WRITTEN TASK: Locate the string "Сухие" in the records below. Copy every line where it occurs.

(Extracted records)
↓
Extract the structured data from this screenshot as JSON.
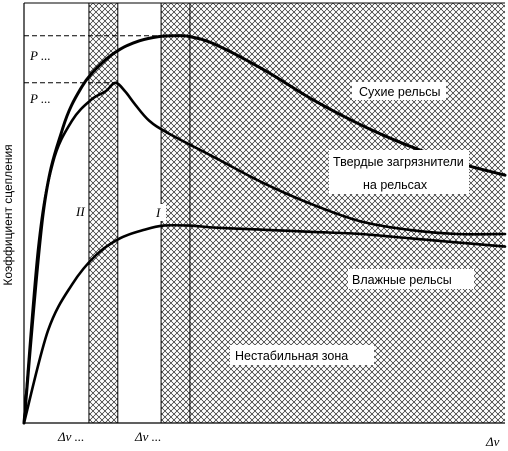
{
  "chart_data": {
    "type": "line",
    "ylabel": "Коэффициент сцепления",
    "xlabel": "Δv",
    "x_ticks": [
      "Δv ...",
      "Δv ..."
    ],
    "y_ticks": [
      "P ...",
      "P ..."
    ],
    "zones": [
      {
        "label": "II",
        "from": 0.135,
        "to": 0.195
      },
      {
        "label": "I",
        "from": 0.285,
        "to": 0.345
      },
      {
        "label": "Нестабильная зона",
        "from": 0.345,
        "to": 1.0
      }
    ],
    "xlim": [
      0,
      1
    ],
    "ylim": [
      0,
      1
    ],
    "series": [
      {
        "name": "Сухие рельсы",
        "x": [
          0,
          0.04,
          0.08,
          0.12,
          0.16,
          0.2,
          0.24,
          0.28,
          0.31,
          0.345,
          0.4,
          0.5,
          0.6,
          0.7,
          0.8,
          0.9,
          1.0
        ],
        "y": [
          0,
          0.5,
          0.7,
          0.8,
          0.855,
          0.89,
          0.91,
          0.92,
          0.922,
          0.92,
          0.9,
          0.84,
          0.77,
          0.71,
          0.66,
          0.62,
          0.59
        ]
      },
      {
        "name": "Твердые загрязнители на рельсах",
        "x": [
          0,
          0.03,
          0.06,
          0.1,
          0.14,
          0.17,
          0.19,
          0.21,
          0.23,
          0.26,
          0.3,
          0.4,
          0.5,
          0.6,
          0.7,
          0.8,
          0.9,
          1.0
        ],
        "y": [
          0,
          0.42,
          0.62,
          0.72,
          0.77,
          0.79,
          0.81,
          0.79,
          0.76,
          0.72,
          0.69,
          0.63,
          0.57,
          0.52,
          0.48,
          0.46,
          0.45,
          0.45
        ]
      },
      {
        "name": "Влажные рельсы",
        "x": [
          0,
          0.05,
          0.1,
          0.15,
          0.2,
          0.25,
          0.29,
          0.345,
          0.4,
          0.5,
          0.6,
          0.7,
          0.8,
          0.9,
          1.0
        ],
        "y": [
          0,
          0.22,
          0.33,
          0.4,
          0.44,
          0.46,
          0.47,
          0.47,
          0.465,
          0.46,
          0.455,
          0.45,
          0.44,
          0.43,
          0.42
        ]
      }
    ],
    "annotations": [
      {
        "text": "Сухие рельсы",
        "anchor": "Сухие рельсы"
      },
      {
        "text": "Твердые загрязнители",
        "anchor": "Твердые загрязнители на рельсах"
      },
      {
        "text": "на рельсах",
        "anchor": "Твердые загрязнители на рельсах"
      },
      {
        "text": "Влажные рельсы",
        "anchor": "Влажные рельсы"
      },
      {
        "text": "Нестабильная зона",
        "anchor": "zone"
      }
    ]
  }
}
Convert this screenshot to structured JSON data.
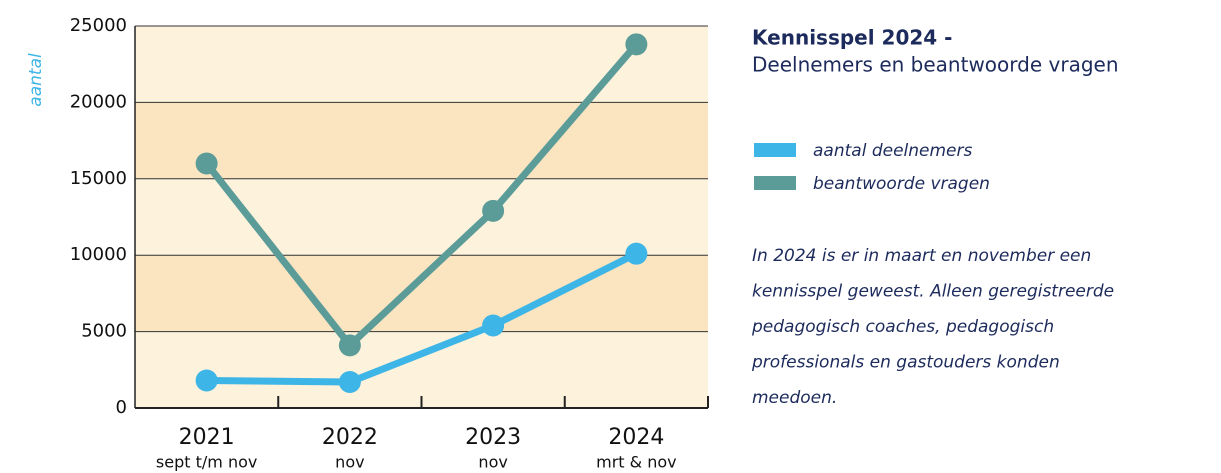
{
  "chart_data": {
    "type": "line",
    "title": "Kennisspel 2024 -",
    "subtitle": "Deelnemers en beantwoorde vragen",
    "y_label": "aantal",
    "categories": [
      "2021",
      "2022",
      "2023",
      "2024"
    ],
    "category_sublabels": [
      "sept t/m nov",
      "nov",
      "nov",
      "mrt & nov"
    ],
    "series": [
      {
        "name": "aantal deelnemers",
        "color": "#3db5e6",
        "values": [
          1800,
          1700,
          5400,
          10100
        ]
      },
      {
        "name": "beantwoorde vragen",
        "color": "#5b9b98",
        "values": [
          16000,
          4100,
          12900,
          23800
        ]
      }
    ],
    "ylim": [
      0,
      25000
    ],
    "yticks": [
      0,
      5000,
      10000,
      15000,
      20000,
      25000
    ],
    "grid": true,
    "band_colors": [
      "#fdf2dc",
      "#fbe5c1"
    ],
    "annotation": [
      "In 2024 is er in maart en november een",
      "kennisspel geweest. Alleen geregistreerde",
      "pedagogisch coaches, pedagogisch",
      "professionals en gastouders konden",
      "meedoen."
    ]
  }
}
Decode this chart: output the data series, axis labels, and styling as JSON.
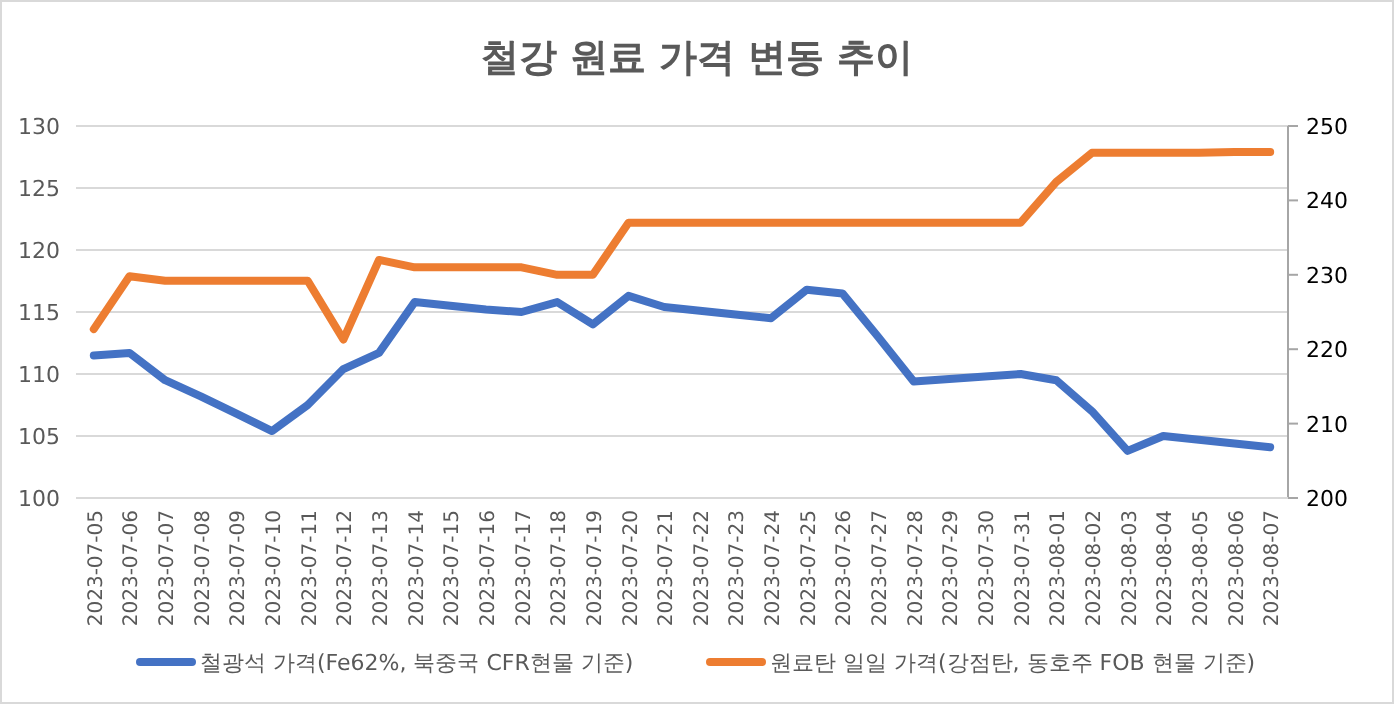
{
  "chart_data": {
    "type": "line",
    "title": "철강 원료 가격 변동 추이",
    "categories": [
      "2023-07-05",
      "2023-07-06",
      "2023-07-07",
      "2023-07-08",
      "2023-07-09",
      "2023-07-10",
      "2023-07-11",
      "2023-07-12",
      "2023-07-13",
      "2023-07-14",
      "2023-07-15",
      "2023-07-16",
      "2023-07-17",
      "2023-07-18",
      "2023-07-19",
      "2023-07-20",
      "2023-07-21",
      "2023-07-22",
      "2023-07-23",
      "2023-07-24",
      "2023-07-25",
      "2023-07-26",
      "2023-07-27",
      "2023-07-28",
      "2023-07-29",
      "2023-07-30",
      "2023-07-31",
      "2023-08-01",
      "2023-08-02",
      "2023-08-03",
      "2023-08-04",
      "2023-08-05",
      "2023-08-06",
      "2023-08-07"
    ],
    "series": [
      {
        "name": "철광석 가격(Fe62%, 북중국 CFR현물 기준)",
        "color": "#4472c4",
        "values": [
          111.5,
          111.7,
          109.5,
          108.2,
          106.8,
          105.4,
          107.5,
          110.4,
          111.7,
          115.8,
          115.5,
          115.2,
          115.0,
          115.8,
          114.0,
          116.3,
          115.4,
          115.1,
          114.8,
          114.5,
          116.8,
          116.5,
          113.0,
          109.4,
          109.6,
          109.8,
          110.0,
          109.5,
          107.0,
          103.8,
          105.0,
          104.7,
          104.4,
          104.1
        ]
      },
      {
        "name": "원료탄 일일 가격(강점탄, 동호주 FOB 현물 기준)",
        "color": "#ed7d31",
        "axis": "y2",
        "values": [
          222.7,
          229.8,
          229.2,
          229.2,
          229.2,
          229.2,
          229.2,
          221.3,
          232.0,
          231.0,
          231.0,
          231.0,
          231.0,
          230.0,
          230.0,
          237.0,
          237.0,
          237.0,
          237.0,
          237.0,
          237.0,
          237.0,
          237.0,
          237.0,
          237.0,
          237.0,
          237.0,
          242.5,
          246.4,
          246.4,
          246.4,
          246.4,
          246.5,
          246.5
        ]
      }
    ],
    "ylim": [
      100,
      130
    ],
    "yticks": [
      100,
      105,
      110,
      115,
      120,
      125,
      130
    ],
    "y2lim": [
      200,
      250
    ],
    "y2ticks": [
      200,
      210,
      220,
      230,
      240,
      250
    ],
    "grid": "y",
    "legend": "bottom",
    "marker": "none",
    "line_style": "solid"
  }
}
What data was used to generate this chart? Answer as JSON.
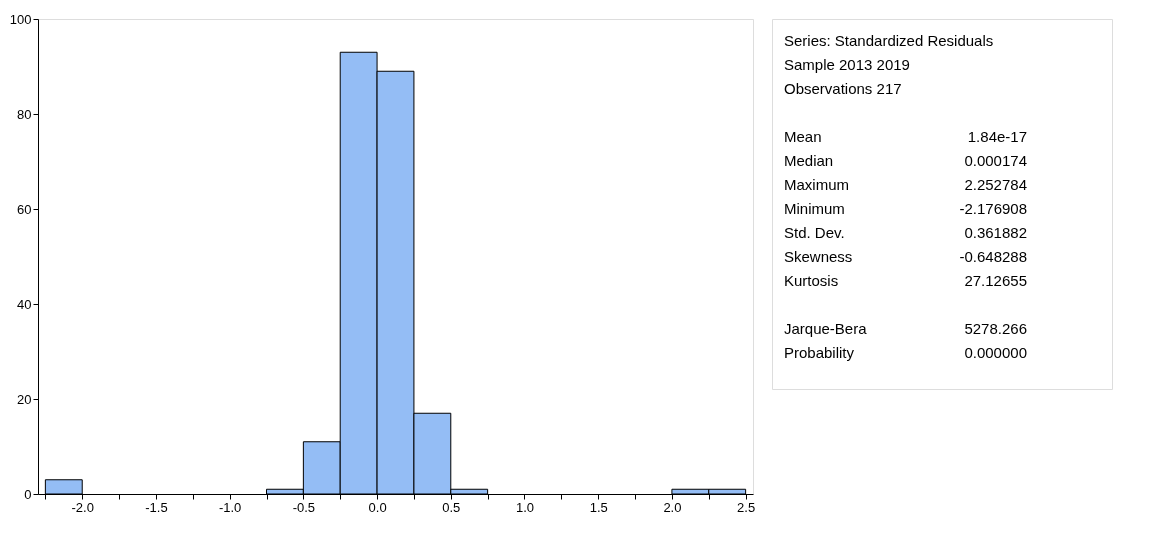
{
  "chart_data": {
    "type": "histogram",
    "bins": [
      -2.25,
      -2.0,
      -1.75,
      -1.5,
      -1.25,
      -1.0,
      -0.75,
      -0.5,
      -0.25,
      0.0,
      0.25,
      0.5,
      0.75,
      1.0,
      1.25,
      1.5,
      1.75,
      2.0,
      2.25,
      2.5
    ],
    "values": [
      3,
      0,
      0,
      0,
      0,
      0,
      1,
      11,
      93,
      89,
      17,
      1,
      0,
      0,
      0,
      0,
      0,
      1,
      1
    ],
    "color": "#94bdf5",
    "xlim": [
      -2.3,
      2.55
    ],
    "xticks": [
      {
        "value": -2.25,
        "label": null
      },
      {
        "value": -2.0,
        "label": "-2.0"
      },
      {
        "value": -1.75,
        "label": null
      },
      {
        "value": -1.5,
        "label": "-1.5"
      },
      {
        "value": -1.25,
        "label": null
      },
      {
        "value": -1.0,
        "label": "-1.0"
      },
      {
        "value": -0.75,
        "label": null
      },
      {
        "value": -0.5,
        "label": "-0.5"
      },
      {
        "value": -0.25,
        "label": null
      },
      {
        "value": 0.0,
        "label": "0.0"
      },
      {
        "value": 0.25,
        "label": null
      },
      {
        "value": 0.5,
        "label": "0.5"
      },
      {
        "value": 0.75,
        "label": null
      },
      {
        "value": 1.0,
        "label": "1.0"
      },
      {
        "value": 1.25,
        "label": null
      },
      {
        "value": 1.5,
        "label": "1.5"
      },
      {
        "value": 1.75,
        "label": null
      },
      {
        "value": 2.0,
        "label": "2.0"
      },
      {
        "value": 2.25,
        "label": null
      },
      {
        "value": 2.5,
        "label": "2.5"
      }
    ],
    "ylim": [
      0,
      100
    ],
    "yticks": [
      0,
      20,
      40,
      60,
      80,
      100
    ],
    "grid": false,
    "annotations": [
      "Series: Standardized Residuals",
      "Sample 2013 2019",
      "Observations 217",
      "Mean",
      "1.84e-17",
      "Median",
      "0.000174",
      "Maximum",
      "2.252784",
      "Minimum",
      "-2.176908",
      "Std. Dev.",
      "0.361882",
      "Skewness",
      "-0.648288",
      "Kurtosis",
      "27.12655",
      "Jarque-Bera",
      "5278.266",
      "Probability",
      "0.000000"
    ]
  }
}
↑
EXERCISE SOLUTION:
        "name": "Сухие рельсы",
        "text": "Сухие рельсы",
        "anchor": "Сухие рельсы"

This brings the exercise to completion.